**Material to process:**
────────────────

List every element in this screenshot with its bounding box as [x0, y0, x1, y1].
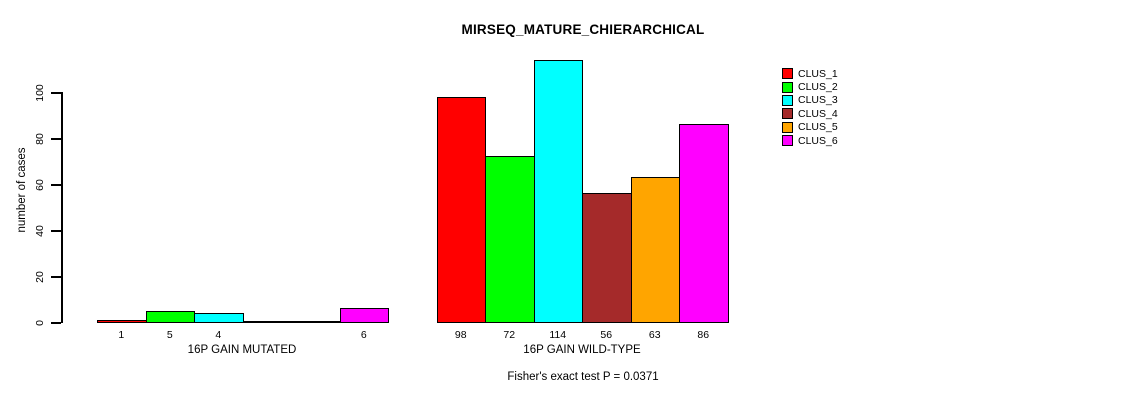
bar-value-label: 114: [549, 329, 567, 341]
bar-value-label: 98: [454, 329, 467, 341]
bar-value-label: 6: [360, 329, 367, 341]
bar-value-label: 4: [215, 329, 222, 341]
bar-clus_3-group1: [533, 59, 583, 323]
y-tick: [51, 276, 61, 278]
x-axis-group-label-mutated: 16P GAIN MUTATED: [187, 344, 297, 356]
bar-value-label: 5: [166, 329, 173, 341]
bar-clus_1-group0: [97, 319, 147, 323]
bar-clus_5-group1: [630, 177, 680, 323]
legend-label: CLUS_1: [798, 67, 838, 80]
legend-label: CLUS_3: [798, 94, 838, 107]
y-tick: [51, 322, 61, 324]
bar-value-label: 72: [503, 329, 516, 341]
bar-clus_2-group1: [485, 156, 535, 323]
bar-clus_5-group0: [291, 321, 341, 323]
fisher-test-caption: Fisher's exact test P = 0.0371: [507, 371, 659, 383]
legend-swatch-clus_4: [782, 108, 793, 120]
legend-item-clus_2: CLUS_2: [782, 80, 838, 93]
legend-swatch-clus_3: [782, 94, 793, 106]
legend-label: CLUS_4: [798, 107, 838, 120]
legend-label: CLUS_6: [798, 134, 838, 147]
bar-value-label: 56: [600, 329, 613, 341]
bar-value-label: 86: [697, 329, 710, 341]
bar-clus_4-group0: [242, 321, 292, 323]
legend-swatch-clus_6: [782, 135, 793, 147]
legend-swatch-clus_1: [782, 68, 793, 80]
legend-swatch-clus_2: [782, 81, 793, 93]
legend-item-clus_6: CLUS_6: [782, 134, 838, 147]
legend: CLUS_1 CLUS_2 CLUS_3 CLUS_4 CLUS_5 CLUS_6: [782, 67, 838, 147]
y-tick: [51, 138, 61, 140]
legend-item-clus_5: CLUS_5: [782, 121, 838, 134]
x-axis-group-label-wild-type: 16P GAIN WILD-TYPE: [523, 344, 641, 356]
legend-swatch-clus_5: [782, 121, 793, 133]
legend-item-clus_3: CLUS_3: [782, 94, 838, 107]
legend-label: CLUS_2: [798, 81, 838, 94]
legend-item-clus_1: CLUS_1: [782, 67, 838, 80]
legend-item-clus_4: CLUS_4: [782, 107, 838, 120]
bar-clus_1-group1: [436, 96, 486, 323]
bar-clus_6-group0: [339, 308, 389, 323]
bar-clus_3-group0: [194, 312, 244, 323]
y-tick: [51, 92, 61, 94]
chart-title: MIRSEQ_MATURE_CHIERARCHICAL: [461, 22, 705, 37]
bar-clus_4-group1: [582, 193, 632, 323]
bar-value-label: 1: [118, 329, 125, 341]
y-tick: [51, 184, 61, 186]
bar-value-label: 63: [648, 329, 661, 341]
y-axis-line: [61, 92, 63, 323]
bar-clus_6-group1: [679, 124, 729, 323]
bar-clus_2-group0: [145, 310, 195, 323]
legend-label: CLUS_5: [798, 121, 838, 134]
y-tick: [51, 230, 61, 232]
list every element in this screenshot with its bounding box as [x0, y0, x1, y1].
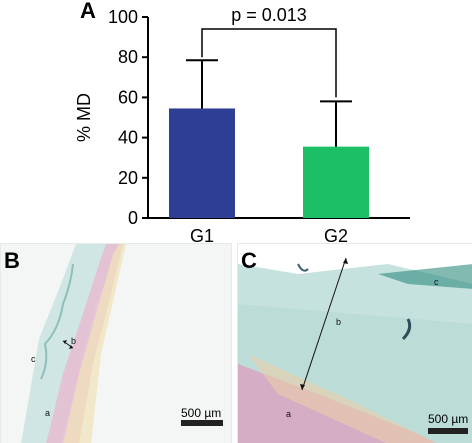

────────────────

**Goal:**
Rewrite all of the rows above with every "y-tick" replaced by "y-axis-tick", keeping everything else unchanged, and leave the pictures out.

**Answer for this exercise:**
List every element in this screenshot with its bounding box as [x0, y0, x1, y1].
bar-value-label: 114: [549, 329, 567, 341]
bar-value-label: 98: [454, 329, 467, 341]
bar-value-label: 6: [360, 329, 367, 341]
bar-value-label: 4: [215, 329, 222, 341]
bar-clus_3-group1: [533, 59, 583, 323]
y-axis-tick: [51, 276, 61, 278]
x-axis-group-label-mutated: 16P GAIN MUTATED: [187, 344, 297, 356]
bar-value-label: 5: [166, 329, 173, 341]
bar-clus_1-group0: [97, 319, 147, 323]
bar-clus_5-group1: [630, 177, 680, 323]
legend-label: CLUS_1: [798, 67, 838, 80]
legend-label: CLUS_3: [798, 94, 838, 107]
y-axis-tick: [51, 322, 61, 324]
bar-value-label: 72: [503, 329, 516, 341]
bar-clus_2-group1: [485, 156, 535, 323]
bar-clus_5-group0: [291, 321, 341, 323]
fisher-test-caption: Fisher's exact test P = 0.0371: [507, 371, 659, 383]
legend-swatch-clus_4: [782, 108, 793, 120]
legend-item-clus_2: CLUS_2: [782, 80, 838, 93]
legend-swatch-clus_3: [782, 94, 793, 106]
legend-label: CLUS_4: [798, 107, 838, 120]
legend-label: CLUS_6: [798, 134, 838, 147]
bar-value-label: 56: [600, 329, 613, 341]
bar-value-label: 86: [697, 329, 710, 341]
bar-clus_4-group0: [242, 321, 292, 323]
legend-swatch-clus_6: [782, 135, 793, 147]
legend-swatch-clus_1: [782, 68, 793, 80]
legend-swatch-clus_2: [782, 81, 793, 93]
legend-item-clus_6: CLUS_6: [782, 134, 838, 147]
legend: CLUS_1 CLUS_2 CLUS_3 CLUS_4 CLUS_5 CLUS_6: [782, 67, 838, 147]
y-axis-tick: [51, 138, 61, 140]
legend-item-clus_5: CLUS_5: [782, 121, 838, 134]
x-axis-group-label-wild-type: 16P GAIN WILD-TYPE: [523, 344, 641, 356]
legend-swatch-clus_5: [782, 121, 793, 133]
legend-item-clus_3: CLUS_3: [782, 94, 838, 107]
legend-label: CLUS_2: [798, 81, 838, 94]
legend-item-clus_1: CLUS_1: [782, 67, 838, 80]
legend-item-clus_4: CLUS_4: [782, 107, 838, 120]
bar-clus_1-group1: [436, 96, 486, 323]
bar-clus_6-group0: [339, 308, 389, 323]
bar-clus_3-group0: [194, 312, 244, 323]
y-axis-tick: [51, 92, 61, 94]
chart-title: MIRSEQ_MATURE_CHIERARCHICAL: [461, 22, 705, 37]
bar-clus_4-group1: [582, 193, 632, 323]
bar-value-label: 1: [118, 329, 125, 341]
y-axis-tick: [51, 184, 61, 186]
bar-value-label: 63: [648, 329, 661, 341]
y-axis-line: [61, 92, 63, 323]
bar-clus_6-group1: [679, 124, 729, 323]
bar-clus_2-group0: [145, 310, 195, 323]
legend-label: CLUS_5: [798, 121, 838, 134]
y-axis-tick: [51, 230, 61, 232]
list every element in this screenshot with its bounding box as [x0, y0, x1, y1].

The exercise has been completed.